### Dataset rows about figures
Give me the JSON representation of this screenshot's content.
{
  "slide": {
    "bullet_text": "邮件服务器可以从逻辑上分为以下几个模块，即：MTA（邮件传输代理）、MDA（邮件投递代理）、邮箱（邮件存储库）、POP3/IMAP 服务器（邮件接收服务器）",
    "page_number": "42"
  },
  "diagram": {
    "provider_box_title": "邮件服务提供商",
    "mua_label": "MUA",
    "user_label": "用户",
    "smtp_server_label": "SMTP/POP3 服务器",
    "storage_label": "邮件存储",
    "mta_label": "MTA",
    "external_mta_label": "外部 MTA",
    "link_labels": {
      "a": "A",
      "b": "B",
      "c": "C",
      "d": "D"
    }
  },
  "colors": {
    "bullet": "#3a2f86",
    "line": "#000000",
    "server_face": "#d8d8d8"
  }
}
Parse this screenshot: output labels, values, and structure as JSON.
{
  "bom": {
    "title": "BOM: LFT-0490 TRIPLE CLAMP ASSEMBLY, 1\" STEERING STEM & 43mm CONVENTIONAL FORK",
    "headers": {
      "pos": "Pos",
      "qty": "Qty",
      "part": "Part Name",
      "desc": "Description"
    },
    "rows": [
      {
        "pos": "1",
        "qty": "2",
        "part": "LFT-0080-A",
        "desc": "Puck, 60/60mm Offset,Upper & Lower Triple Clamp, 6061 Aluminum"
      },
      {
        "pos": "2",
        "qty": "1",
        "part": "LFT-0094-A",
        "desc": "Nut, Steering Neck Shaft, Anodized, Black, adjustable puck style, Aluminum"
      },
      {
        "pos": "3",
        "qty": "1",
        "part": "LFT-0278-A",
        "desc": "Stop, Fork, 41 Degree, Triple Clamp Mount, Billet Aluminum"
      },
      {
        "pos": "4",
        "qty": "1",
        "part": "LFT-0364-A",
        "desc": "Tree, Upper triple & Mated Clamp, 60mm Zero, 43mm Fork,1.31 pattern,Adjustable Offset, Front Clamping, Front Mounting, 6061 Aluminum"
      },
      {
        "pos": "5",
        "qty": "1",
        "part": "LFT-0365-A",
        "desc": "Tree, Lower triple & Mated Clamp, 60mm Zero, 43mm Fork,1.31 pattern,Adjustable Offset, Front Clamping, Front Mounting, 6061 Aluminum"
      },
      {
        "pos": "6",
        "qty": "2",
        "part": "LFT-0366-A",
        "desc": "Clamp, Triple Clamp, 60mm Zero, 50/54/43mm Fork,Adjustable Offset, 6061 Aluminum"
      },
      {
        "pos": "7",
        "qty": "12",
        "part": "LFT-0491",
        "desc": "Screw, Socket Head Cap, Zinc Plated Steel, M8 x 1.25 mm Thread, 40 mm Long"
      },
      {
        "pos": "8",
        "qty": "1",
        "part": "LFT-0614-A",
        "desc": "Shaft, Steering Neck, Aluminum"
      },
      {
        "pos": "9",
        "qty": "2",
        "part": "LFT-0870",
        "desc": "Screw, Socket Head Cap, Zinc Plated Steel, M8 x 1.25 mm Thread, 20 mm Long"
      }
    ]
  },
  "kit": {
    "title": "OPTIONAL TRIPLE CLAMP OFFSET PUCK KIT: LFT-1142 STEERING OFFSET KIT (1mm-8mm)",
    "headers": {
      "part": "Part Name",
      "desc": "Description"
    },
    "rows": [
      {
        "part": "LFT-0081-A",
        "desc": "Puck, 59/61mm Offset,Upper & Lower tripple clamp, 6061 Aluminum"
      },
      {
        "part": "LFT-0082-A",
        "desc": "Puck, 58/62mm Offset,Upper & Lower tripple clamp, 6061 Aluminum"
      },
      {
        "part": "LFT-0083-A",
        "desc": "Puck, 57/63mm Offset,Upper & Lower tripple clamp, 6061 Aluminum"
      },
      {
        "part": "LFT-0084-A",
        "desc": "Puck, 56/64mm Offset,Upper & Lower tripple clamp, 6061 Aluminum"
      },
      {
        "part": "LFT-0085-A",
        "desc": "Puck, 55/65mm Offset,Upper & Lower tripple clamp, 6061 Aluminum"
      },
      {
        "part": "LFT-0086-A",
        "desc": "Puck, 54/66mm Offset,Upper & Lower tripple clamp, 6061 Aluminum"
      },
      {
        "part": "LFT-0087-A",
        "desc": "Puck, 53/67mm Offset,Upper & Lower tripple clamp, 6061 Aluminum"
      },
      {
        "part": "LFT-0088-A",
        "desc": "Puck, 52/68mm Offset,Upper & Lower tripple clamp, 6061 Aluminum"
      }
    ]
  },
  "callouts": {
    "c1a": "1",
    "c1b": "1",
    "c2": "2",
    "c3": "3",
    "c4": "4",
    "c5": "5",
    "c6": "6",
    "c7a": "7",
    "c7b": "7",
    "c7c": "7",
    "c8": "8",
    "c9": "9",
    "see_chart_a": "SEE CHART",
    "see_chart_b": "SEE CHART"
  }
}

### REQUIRED TASK
Search the lines for "CHART". Copy each line that has it.

### RESPONSE TO THE TASK
    "see_chart_a": "SEE CHART",
    "see_chart_b": "SEE CHART"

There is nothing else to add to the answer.